» DATA FOR THIS TASK:
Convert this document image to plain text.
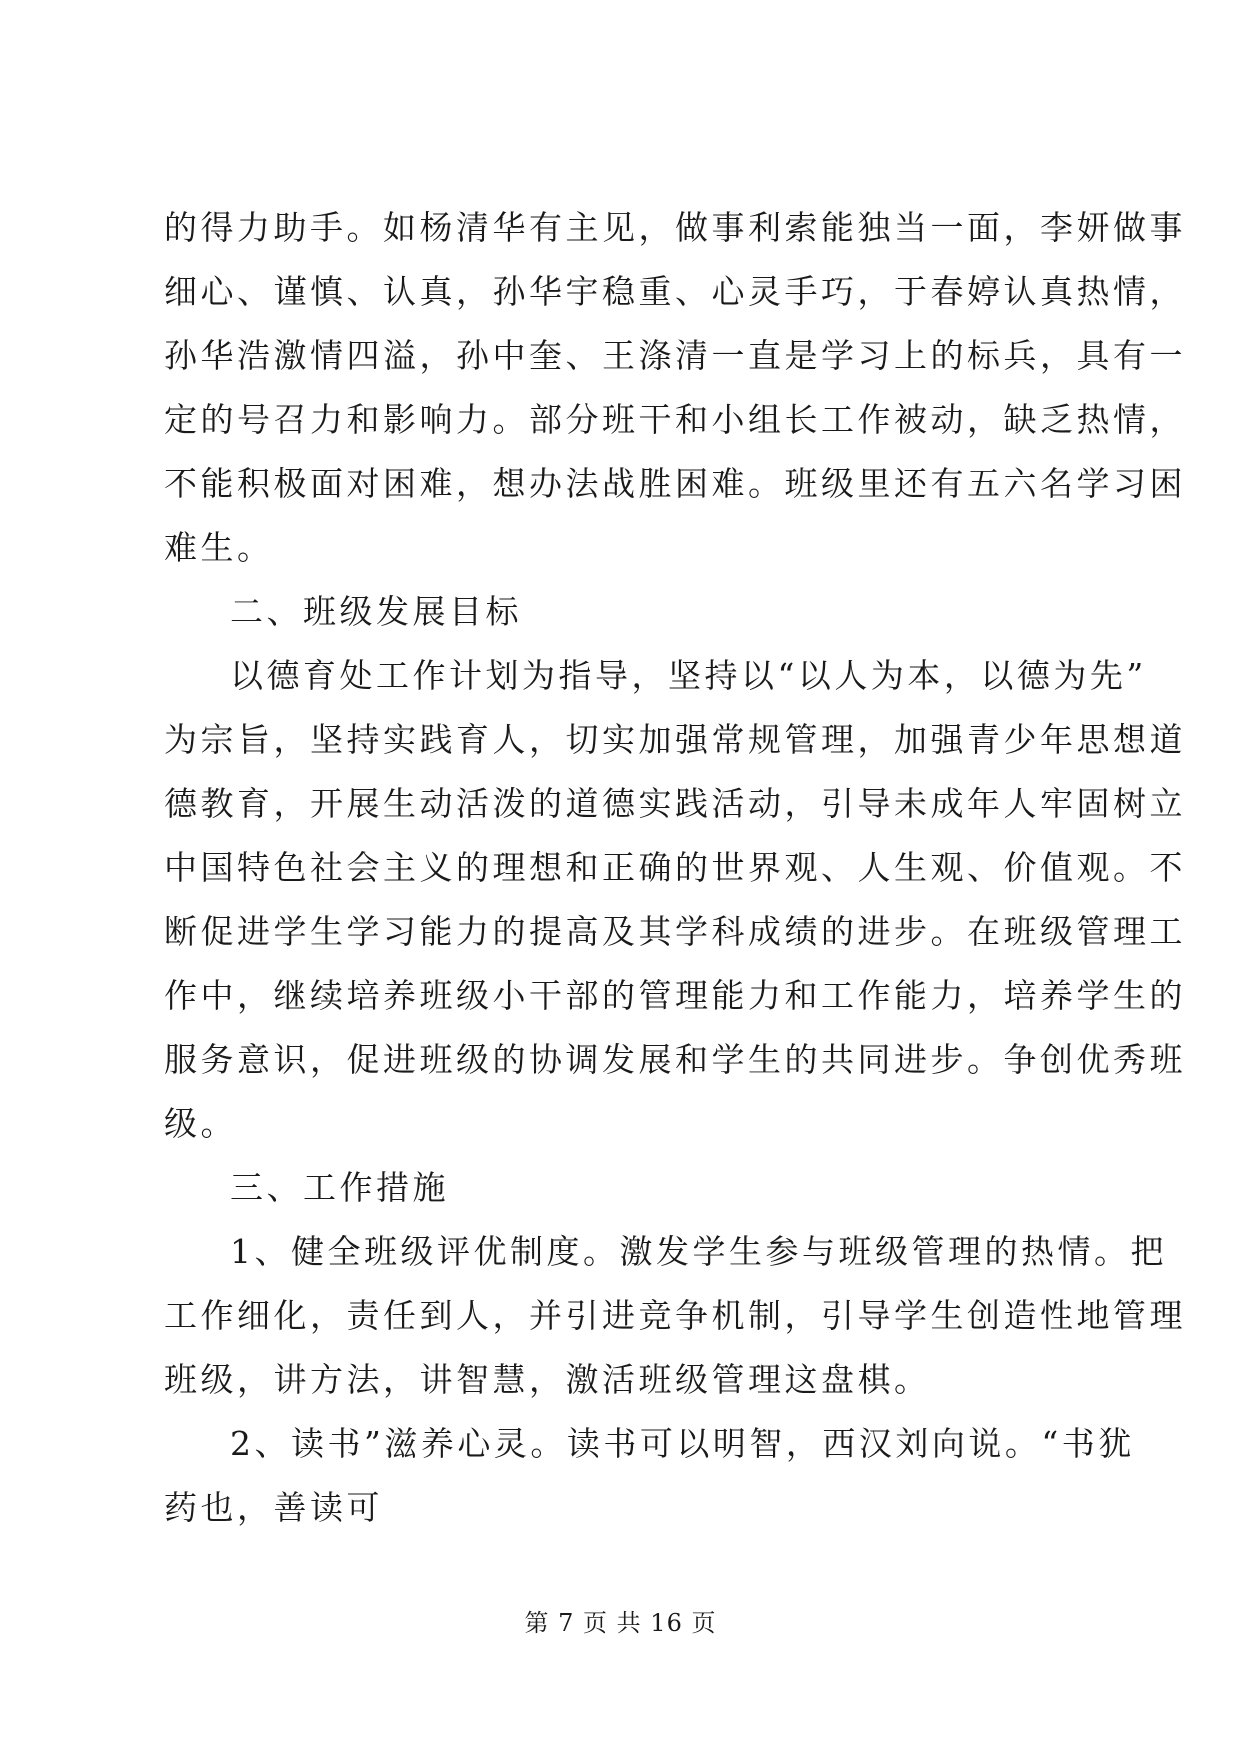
的得力助手。如杨清华有主见，做事利索能独当一面，李妍做事
细心、谨慎、认真，孙华宇稳重、心灵手巧，于春婷认真热情，
孙华浩激情四溢，孙中奎、王涤清一直是学习上的标兵，具有一
定的号召力和影响力。部分班干和小组长工作被动，缺乏热情，
不能积极面对困难，想办法战胜困难。班级里还有五六名学习困
难生。
二、班级发展目标
以德育处工作计划为指导，坚持以“以人为本，以德为先”
为宗旨，坚持实践育人，切实加强常规管理，加强青少年思想道
德教育，开展生动活泼的道德实践活动，引导未成年人牢固树立
中国特色社会主义的理想和正确的世界观、人生观、价值观。不
断促进学生学习能力的提高及其学科成绩的进步。在班级管理工
作中，继续培养班级小干部的管理能力和工作能力，培养学生的
服务意识，促进班级的协调发展和学生的共同进步。争创优秀班
级。
三、工作措施
1、健全班级评优制度。激发学生参与班级管理的热情。把
工作细化，责任到人，并引进竞争机制，引导学生创造性地管理
班级，讲方法，讲智慧，激活班级管理这盘棋。
2、读书”滋养心灵。读书可以明智，西汉刘向说。“书犹
药也，善读可
第 7 页 共 16 页
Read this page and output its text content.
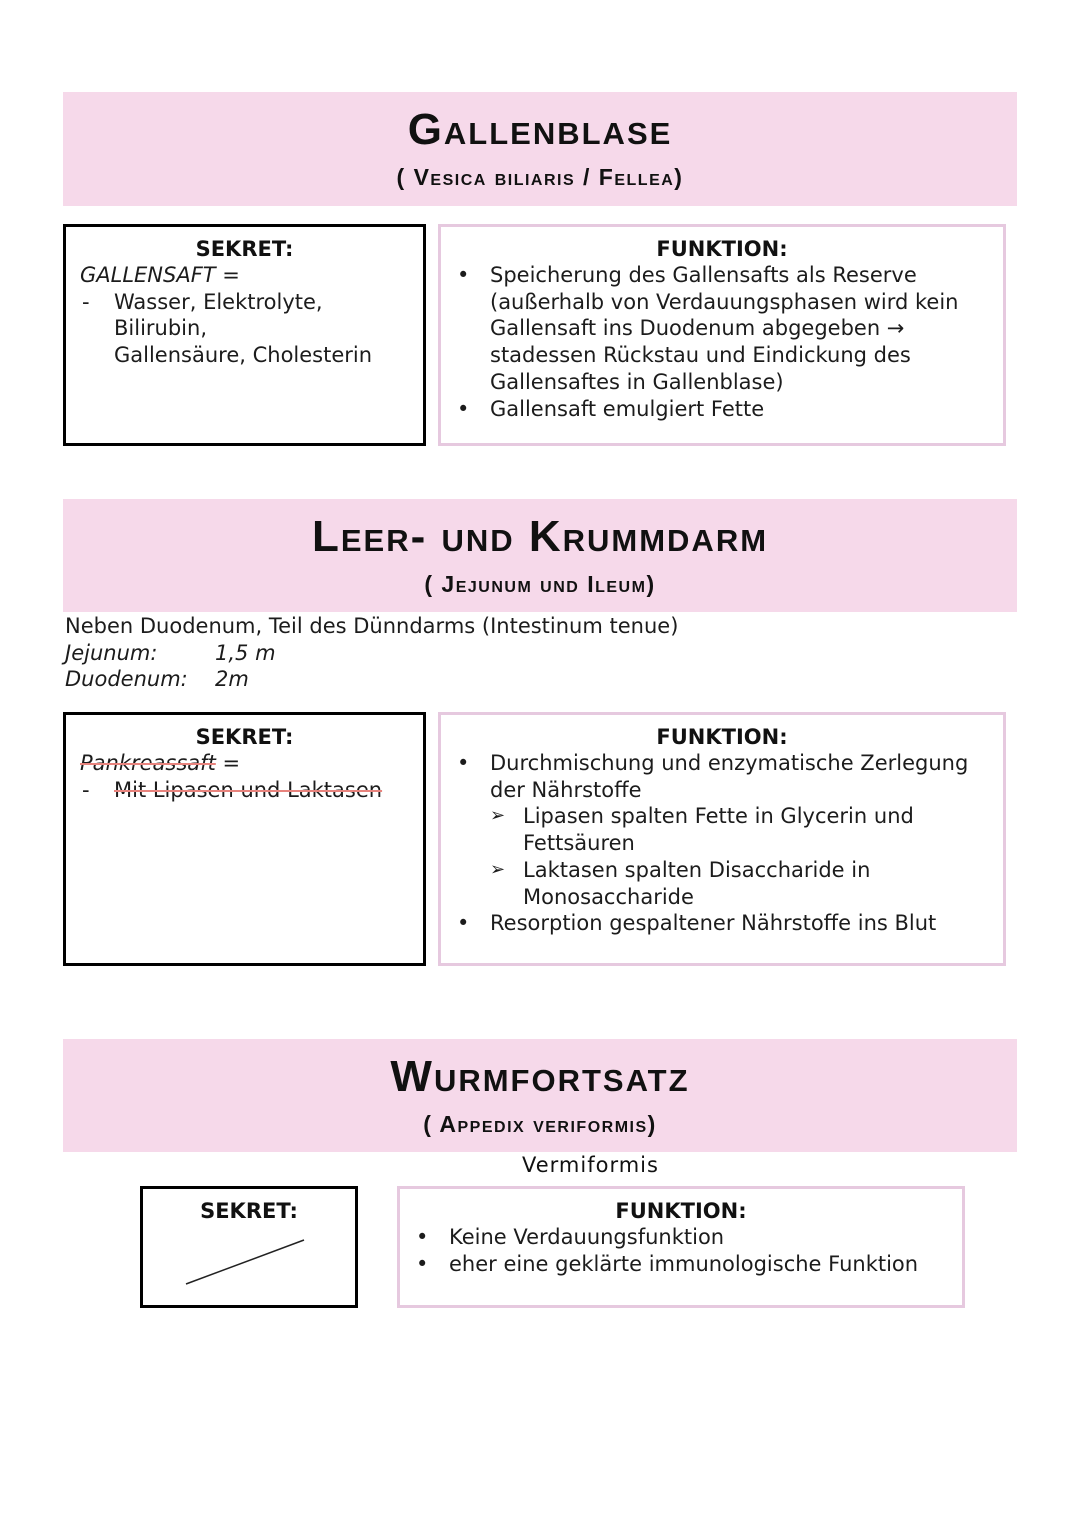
Gallenblase
( Vesica biliaris / Fellea)
SEKRET:
GALLENSAFT =
- Wasser, Elektrolyte, Bilirubin,
Gallensäure, Cholesterin
FUNKTION:
• Speicherung des Gallensafts als Reserve (außerhalb von Verdauungsphasen wird kein Gallensaft ins Duodenum abgegeben → stadessen Rückstau und Eindickung des Gallensaftes in Gallenblase)
• Gallensaft emulgiert Fette
Leer- und Krummdarm
( Jejunum und Ileum)
Neben Duodenum, Teil des Dünndarms (Intestinum tenue)
Jejunum:	1,5 m
Duodenum: 2m
SEKRET:
Pankreassaft =
- Mit Lipasen und Laktasen
FUNKTION:
• Durchmischung und enzymatische Zerlegung der Nährstoffe
➢ Lipasen spalten Fette in Glycerin und Fettsäuren
➢ Laktasen spalten Disaccharide in Monosaccharide
• Resorption gespaltener Nährstoffe ins Blut
Wurmfortsatz
( Appedix veriformis)
Vermiformis
SEKRET:	FUNKTION:
• Keine Verdauungsfunktion
• eher eine geklärte immunologische Funktion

» EXERCISE GOAL: Search the entries for "Duodenum" and copy out each line that has it.

» WRITTEN RESPONSE:
• Speicherung des Gallensafts als Reserve (außerhalb von Verdauungsphasen wird kein Gallensaft ins Duodenum abgegeben → stadessen Rückstau und Eindickung des Gallensaftes in Gallenblase)
Neben Duodenum, Teil des Dünndarms (Intestinum tenue)
Duodenum: 2m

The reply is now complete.